— Start Record set —
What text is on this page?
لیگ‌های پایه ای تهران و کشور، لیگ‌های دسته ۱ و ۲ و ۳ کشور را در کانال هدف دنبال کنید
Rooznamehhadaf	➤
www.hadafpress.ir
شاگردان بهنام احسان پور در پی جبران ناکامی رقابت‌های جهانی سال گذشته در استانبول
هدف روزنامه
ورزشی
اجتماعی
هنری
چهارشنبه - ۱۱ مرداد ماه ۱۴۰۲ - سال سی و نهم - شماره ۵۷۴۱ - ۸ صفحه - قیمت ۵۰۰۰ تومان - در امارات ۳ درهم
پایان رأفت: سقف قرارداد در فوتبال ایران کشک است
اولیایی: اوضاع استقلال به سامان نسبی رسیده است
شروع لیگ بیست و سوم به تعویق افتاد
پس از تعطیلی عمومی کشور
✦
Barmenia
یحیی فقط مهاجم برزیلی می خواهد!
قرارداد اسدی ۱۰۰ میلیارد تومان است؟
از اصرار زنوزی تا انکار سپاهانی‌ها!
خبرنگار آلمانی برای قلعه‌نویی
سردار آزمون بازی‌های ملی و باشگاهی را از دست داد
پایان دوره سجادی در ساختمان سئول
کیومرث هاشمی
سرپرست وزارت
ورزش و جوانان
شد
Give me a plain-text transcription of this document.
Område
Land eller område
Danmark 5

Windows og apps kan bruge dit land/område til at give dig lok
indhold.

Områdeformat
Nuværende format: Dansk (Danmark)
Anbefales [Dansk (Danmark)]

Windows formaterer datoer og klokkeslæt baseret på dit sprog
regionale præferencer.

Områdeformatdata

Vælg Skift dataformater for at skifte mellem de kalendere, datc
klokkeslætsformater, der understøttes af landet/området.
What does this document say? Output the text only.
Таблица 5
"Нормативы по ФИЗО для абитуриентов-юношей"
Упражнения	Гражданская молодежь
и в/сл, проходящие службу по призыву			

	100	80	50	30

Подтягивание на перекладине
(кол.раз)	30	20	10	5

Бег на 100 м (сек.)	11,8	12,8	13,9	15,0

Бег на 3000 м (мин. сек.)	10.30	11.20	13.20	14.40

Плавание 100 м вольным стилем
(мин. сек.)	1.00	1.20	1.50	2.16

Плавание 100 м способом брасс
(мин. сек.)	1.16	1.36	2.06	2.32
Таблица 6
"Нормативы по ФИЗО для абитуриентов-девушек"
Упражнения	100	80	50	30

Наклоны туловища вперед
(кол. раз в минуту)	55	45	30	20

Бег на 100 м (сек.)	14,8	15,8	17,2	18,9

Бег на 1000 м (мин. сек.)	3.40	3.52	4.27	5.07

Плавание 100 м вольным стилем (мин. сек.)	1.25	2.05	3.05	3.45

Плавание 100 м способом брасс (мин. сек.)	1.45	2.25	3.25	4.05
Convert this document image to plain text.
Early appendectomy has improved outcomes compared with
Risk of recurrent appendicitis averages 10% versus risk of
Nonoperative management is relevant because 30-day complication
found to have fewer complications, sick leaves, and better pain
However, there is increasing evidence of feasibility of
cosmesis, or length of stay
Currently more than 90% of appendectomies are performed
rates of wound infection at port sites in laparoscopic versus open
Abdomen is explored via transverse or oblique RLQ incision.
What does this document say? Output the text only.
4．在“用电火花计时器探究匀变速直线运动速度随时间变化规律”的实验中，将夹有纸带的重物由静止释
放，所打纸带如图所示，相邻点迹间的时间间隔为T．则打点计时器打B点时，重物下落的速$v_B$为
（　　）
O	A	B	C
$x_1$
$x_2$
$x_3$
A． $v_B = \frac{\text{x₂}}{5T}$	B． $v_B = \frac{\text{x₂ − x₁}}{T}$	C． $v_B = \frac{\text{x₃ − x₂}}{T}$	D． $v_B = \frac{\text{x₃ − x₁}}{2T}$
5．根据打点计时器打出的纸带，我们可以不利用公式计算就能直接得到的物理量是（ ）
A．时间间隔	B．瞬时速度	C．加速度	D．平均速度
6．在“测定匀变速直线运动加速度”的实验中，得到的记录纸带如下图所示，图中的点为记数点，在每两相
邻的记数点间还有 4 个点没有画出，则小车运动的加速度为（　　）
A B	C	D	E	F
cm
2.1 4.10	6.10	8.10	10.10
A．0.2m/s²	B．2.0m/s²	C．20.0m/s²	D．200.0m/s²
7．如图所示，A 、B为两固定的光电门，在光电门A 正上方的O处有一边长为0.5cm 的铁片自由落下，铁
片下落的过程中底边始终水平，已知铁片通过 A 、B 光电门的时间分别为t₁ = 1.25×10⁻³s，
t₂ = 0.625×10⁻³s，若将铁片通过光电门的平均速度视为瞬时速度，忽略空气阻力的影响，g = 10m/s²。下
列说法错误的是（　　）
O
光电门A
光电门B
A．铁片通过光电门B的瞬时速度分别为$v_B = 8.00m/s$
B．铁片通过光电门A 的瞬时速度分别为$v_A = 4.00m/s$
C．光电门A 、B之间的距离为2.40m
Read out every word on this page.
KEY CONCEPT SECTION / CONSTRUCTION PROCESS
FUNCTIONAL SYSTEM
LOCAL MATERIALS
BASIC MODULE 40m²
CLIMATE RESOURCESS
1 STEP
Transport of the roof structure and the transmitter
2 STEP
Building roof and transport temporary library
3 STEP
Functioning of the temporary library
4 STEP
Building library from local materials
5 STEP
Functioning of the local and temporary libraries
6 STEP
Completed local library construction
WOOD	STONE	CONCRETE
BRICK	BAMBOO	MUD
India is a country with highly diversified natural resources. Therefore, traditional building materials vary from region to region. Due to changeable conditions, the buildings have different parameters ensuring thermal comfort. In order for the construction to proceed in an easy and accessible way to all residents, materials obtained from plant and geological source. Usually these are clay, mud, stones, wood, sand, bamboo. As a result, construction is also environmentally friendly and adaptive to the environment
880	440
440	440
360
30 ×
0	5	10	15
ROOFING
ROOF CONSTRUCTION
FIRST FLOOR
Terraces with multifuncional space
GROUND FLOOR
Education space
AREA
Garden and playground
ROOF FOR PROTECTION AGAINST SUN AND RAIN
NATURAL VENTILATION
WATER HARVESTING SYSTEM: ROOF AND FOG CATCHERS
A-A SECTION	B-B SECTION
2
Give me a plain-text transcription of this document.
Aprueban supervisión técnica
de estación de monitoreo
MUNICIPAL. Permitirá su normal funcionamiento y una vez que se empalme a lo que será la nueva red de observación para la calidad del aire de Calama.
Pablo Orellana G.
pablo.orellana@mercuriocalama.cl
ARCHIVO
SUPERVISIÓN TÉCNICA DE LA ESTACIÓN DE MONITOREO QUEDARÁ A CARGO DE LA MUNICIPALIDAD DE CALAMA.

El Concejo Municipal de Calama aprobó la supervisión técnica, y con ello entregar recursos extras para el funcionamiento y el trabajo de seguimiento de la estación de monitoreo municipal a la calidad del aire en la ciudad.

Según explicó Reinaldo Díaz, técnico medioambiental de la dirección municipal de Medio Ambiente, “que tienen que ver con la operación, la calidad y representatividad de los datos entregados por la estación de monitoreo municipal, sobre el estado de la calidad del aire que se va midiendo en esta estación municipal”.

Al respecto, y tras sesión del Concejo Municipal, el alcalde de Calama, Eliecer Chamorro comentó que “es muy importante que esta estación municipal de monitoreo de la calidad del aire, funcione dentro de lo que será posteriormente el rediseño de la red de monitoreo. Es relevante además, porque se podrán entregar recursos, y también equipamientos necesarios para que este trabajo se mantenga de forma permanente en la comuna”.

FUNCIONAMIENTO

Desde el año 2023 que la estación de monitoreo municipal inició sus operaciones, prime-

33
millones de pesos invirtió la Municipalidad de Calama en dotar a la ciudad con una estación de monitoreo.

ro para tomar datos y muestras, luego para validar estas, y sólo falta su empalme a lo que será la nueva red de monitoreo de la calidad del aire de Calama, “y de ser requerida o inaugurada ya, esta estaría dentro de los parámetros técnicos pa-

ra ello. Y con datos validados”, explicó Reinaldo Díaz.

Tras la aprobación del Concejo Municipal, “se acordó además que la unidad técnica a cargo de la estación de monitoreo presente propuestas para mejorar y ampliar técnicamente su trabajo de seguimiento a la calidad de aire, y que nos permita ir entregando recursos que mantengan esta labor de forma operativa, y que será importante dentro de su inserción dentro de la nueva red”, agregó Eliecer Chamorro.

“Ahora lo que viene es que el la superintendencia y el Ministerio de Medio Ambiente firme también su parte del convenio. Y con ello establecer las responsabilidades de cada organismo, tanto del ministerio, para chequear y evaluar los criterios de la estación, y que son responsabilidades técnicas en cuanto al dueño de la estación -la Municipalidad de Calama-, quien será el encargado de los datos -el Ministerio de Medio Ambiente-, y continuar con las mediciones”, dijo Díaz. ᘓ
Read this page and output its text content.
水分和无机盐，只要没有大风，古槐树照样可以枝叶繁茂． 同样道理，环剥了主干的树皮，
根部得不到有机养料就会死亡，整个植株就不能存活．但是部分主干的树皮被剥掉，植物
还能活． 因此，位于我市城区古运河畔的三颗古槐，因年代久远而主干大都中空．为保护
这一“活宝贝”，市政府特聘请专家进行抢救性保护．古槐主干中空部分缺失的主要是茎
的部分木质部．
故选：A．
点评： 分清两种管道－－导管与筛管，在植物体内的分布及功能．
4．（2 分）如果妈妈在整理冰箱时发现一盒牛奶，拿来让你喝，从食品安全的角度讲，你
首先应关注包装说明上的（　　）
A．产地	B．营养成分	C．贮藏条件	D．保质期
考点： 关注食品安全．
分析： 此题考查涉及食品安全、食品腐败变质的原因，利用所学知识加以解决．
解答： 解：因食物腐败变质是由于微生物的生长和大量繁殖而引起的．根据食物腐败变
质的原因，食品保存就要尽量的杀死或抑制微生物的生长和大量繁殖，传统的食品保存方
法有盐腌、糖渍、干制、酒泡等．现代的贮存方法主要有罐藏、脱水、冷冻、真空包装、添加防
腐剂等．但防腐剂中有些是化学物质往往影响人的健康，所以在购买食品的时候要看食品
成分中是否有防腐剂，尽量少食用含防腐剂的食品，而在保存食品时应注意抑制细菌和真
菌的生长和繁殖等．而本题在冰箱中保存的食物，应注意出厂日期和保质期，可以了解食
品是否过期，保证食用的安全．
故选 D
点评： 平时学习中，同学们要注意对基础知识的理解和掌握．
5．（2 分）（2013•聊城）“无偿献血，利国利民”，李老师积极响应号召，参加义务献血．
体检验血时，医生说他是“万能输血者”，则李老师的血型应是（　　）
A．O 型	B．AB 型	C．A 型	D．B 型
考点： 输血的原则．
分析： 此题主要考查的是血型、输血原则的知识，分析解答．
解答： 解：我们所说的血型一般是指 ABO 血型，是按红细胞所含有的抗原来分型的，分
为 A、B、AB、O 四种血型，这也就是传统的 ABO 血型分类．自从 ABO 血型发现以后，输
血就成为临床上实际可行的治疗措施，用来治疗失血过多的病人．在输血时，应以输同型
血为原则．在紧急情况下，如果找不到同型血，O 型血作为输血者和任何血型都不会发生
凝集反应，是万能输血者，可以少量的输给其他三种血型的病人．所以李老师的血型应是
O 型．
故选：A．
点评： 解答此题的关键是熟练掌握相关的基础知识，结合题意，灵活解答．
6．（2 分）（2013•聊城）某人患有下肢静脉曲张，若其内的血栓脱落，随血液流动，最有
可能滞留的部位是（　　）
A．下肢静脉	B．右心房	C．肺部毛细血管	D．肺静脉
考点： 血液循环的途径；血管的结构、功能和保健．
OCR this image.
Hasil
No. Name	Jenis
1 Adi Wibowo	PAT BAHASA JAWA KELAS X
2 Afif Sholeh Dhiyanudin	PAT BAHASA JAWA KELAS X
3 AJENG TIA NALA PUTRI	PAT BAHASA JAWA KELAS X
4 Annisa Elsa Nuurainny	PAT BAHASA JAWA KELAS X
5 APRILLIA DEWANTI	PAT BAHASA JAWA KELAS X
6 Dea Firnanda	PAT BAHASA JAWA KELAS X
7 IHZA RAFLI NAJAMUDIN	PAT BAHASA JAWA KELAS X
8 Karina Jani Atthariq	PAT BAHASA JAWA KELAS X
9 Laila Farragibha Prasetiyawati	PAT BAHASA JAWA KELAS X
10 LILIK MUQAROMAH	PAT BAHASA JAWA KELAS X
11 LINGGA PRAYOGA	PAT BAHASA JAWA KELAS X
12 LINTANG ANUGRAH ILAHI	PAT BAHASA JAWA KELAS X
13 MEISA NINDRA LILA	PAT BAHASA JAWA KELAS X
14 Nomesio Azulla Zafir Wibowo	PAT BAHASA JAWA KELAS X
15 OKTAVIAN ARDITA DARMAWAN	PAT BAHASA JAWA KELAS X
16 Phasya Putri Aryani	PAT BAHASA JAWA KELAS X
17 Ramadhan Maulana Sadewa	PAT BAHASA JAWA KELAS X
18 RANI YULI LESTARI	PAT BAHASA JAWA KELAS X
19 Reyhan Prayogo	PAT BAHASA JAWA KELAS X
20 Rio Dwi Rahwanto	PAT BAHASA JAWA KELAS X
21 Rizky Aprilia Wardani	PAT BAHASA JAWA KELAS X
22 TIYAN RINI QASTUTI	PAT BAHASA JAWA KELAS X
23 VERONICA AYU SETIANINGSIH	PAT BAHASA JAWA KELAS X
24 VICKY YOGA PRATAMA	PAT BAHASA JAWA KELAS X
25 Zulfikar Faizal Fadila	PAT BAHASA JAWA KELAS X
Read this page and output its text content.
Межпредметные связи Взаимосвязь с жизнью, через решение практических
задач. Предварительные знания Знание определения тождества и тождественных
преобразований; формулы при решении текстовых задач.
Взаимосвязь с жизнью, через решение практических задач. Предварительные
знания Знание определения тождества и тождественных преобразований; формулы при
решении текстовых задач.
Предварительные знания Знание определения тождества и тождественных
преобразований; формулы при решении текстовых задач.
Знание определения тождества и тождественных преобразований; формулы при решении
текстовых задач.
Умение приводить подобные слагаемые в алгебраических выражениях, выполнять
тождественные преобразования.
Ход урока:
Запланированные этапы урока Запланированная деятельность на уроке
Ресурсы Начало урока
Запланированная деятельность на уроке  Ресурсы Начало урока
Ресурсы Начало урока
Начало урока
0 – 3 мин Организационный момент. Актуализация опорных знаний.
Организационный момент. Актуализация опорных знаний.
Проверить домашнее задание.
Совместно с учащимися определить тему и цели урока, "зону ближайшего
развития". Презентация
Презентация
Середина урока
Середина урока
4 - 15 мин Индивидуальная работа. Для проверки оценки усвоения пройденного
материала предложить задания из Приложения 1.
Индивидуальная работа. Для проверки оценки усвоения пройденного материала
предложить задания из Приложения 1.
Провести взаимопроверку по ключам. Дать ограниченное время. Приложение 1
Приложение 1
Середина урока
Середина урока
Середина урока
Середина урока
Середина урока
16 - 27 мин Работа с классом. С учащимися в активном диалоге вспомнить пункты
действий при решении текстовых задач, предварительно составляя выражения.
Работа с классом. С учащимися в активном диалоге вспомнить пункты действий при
— End Record set —
# What needs to be done
Return all lines containing the word "тождества".

# Output for this exercise
задач. Предварительные знания Знание определения тождества и тождественных
знания Знание определения тождества и тождественных преобразований; формулы при
Предварительные знания Знание определения тождества и тождественных
Знание определения тождества и тождественных преобразований; формулы при решении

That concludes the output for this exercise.